→ WHAT IS EXPECTED: Set down all of the data exactly as it appears.

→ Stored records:
----
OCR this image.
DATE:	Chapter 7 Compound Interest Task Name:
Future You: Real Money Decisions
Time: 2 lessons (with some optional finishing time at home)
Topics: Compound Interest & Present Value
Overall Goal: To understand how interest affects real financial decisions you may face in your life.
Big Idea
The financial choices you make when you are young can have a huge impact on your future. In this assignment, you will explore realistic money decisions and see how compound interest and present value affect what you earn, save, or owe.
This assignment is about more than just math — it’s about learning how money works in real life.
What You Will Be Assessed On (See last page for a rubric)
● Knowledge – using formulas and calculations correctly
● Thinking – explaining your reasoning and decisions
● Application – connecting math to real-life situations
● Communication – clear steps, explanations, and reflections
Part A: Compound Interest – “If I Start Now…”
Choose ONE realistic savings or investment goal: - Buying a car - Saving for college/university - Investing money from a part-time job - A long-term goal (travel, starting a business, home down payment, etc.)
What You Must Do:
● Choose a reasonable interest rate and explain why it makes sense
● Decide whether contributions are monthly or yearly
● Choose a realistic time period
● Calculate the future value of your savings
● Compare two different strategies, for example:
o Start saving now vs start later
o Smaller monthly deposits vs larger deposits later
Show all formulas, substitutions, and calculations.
----
→ CORRECT RESULT:
OCR this image.
DATE:	Chapter 7 Compound Interest Task Name:
Future You: Real Money Decisions
Time: 2 lessons (with some optional finishing time at home)
Topics: Compound Interest & Present Value
Overall Goal: To understand how interest affects real financial decisions you may face in your life.
Big Idea
The financial choices you make when you are young can have a huge impact on your future. In this assignment, you will explore realistic money decisions and see how compound interest and present value affect what you earn, save, or owe.
This assignment is about more than just math — it’s about learning how money works in real life.
What You Will Be Assessed On (See last page for a rubric)
● Knowledge – using formulas and calculations correctly
● Thinking – explaining your reasoning and decisions
● Application – connecting math to real-life situations
● Communication – clear steps, explanations, and reflections
Part A: Compound Interest – “If I Start Now…”
Choose ONE realistic savings or investment goal: - Buying a car - Saving for college/university - Investing money from a part-time job - A long-term goal (travel, starting a business, home down payment, etc.)
What You Must Do:
● Choose a reasonable interest rate and explain why it makes sense
● Decide whether contributions are monthly or yearly
● Choose a realistic time period
● Calculate the future value of your savings
● Compare two different strategies, for example:
o Start saving now vs start later
o Smaller monthly deposits vs larger deposits later
Show all formulas, substitutions, and calculations.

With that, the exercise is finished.